Write out the data below in full. Keep it exact.
□ □ □ □ □ □ □
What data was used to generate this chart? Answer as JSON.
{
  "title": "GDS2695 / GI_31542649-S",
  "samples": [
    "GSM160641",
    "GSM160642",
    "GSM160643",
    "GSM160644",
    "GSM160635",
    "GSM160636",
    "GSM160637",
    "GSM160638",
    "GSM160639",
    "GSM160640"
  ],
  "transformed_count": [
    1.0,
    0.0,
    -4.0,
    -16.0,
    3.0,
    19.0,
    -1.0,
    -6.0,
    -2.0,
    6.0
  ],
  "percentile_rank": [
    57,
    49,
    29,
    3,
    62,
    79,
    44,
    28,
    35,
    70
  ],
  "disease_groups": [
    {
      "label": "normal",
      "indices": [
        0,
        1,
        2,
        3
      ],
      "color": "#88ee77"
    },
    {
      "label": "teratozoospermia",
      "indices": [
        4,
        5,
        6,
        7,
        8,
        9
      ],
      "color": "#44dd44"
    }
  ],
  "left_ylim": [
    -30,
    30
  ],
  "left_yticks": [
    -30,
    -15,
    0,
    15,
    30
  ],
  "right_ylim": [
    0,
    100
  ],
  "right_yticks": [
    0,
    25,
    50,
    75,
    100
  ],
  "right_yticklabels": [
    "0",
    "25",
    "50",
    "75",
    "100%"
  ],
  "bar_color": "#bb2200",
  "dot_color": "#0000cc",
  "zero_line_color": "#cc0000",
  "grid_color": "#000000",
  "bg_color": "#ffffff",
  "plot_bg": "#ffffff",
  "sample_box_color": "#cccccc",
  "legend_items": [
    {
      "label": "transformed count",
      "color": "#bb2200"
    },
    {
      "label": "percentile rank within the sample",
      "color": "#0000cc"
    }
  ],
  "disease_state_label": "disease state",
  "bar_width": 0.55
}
□ □ □ □ □ □ □
* _Solution to this task_:
What data was used to generate this chart? Answer as JSON.
{
  "title": "GDS2695 / GI_31542649-S",
  "samples": [
    "GSM160641",
    "GSM160642",
    "GSM160643",
    "GSM160644",
    "GSM160635",
    "GSM160636",
    "GSM160637",
    "GSM160638",
    "GSM160639",
    "GSM160640"
  ],
  "transformed_count": [
    1.0,
    0.0,
    -4.0,
    -16.0,
    3.0,
    19.0,
    -1.0,
    -6.0,
    -2.0,
    6.0
  ],
  "percentile_rank": [
    57,
    49,
    29,
    3,
    62,
    79,
    44,
    28,
    35,
    70
  ],
  "disease_groups": [
    {
      "label": "normal",
      "indices": [
        0,
        1,
        2,
        3
      ],
      "color": "#88ee77"
    },
    {
      "label": "teratozoospermia",
      "indices": [
        4,
        5,
        6,
        7,
        8,
        9
      ],
      "color": "#44dd44"
    }
  ],
  "left_ylim": [
    -30,
    30
  ],
  "left_yticks": [
    -30,
    -15,
    0,
    15,
    30
  ],
  "right_ylim": [
    0,
    100
  ],
  "right_yticks": [
    0,
    25,
    50,
    75,
    100
  ],
  "right_yticklabels": [
    "0",
    "25",
    "50",
    "75",
    "100%"
  ],
  "bar_color": "#bb2200",
  "dot_color": "#0000cc",
  "zero_line_color": "#cc0000",
  "grid_color": "#000000",
  "bg_color": "#ffffff",
  "plot_bg": "#ffffff",
  "sample_box_color": "#cccccc",
  "legend_items": [
    {
      "label": "transformed count",
      "color": "#bb2200"
    },
    {
      "label": "percentile rank within the sample",
      "color": "#0000cc"
    }
  ],
  "disease_state_label": "disease state",
  "bar_width": 0.55
}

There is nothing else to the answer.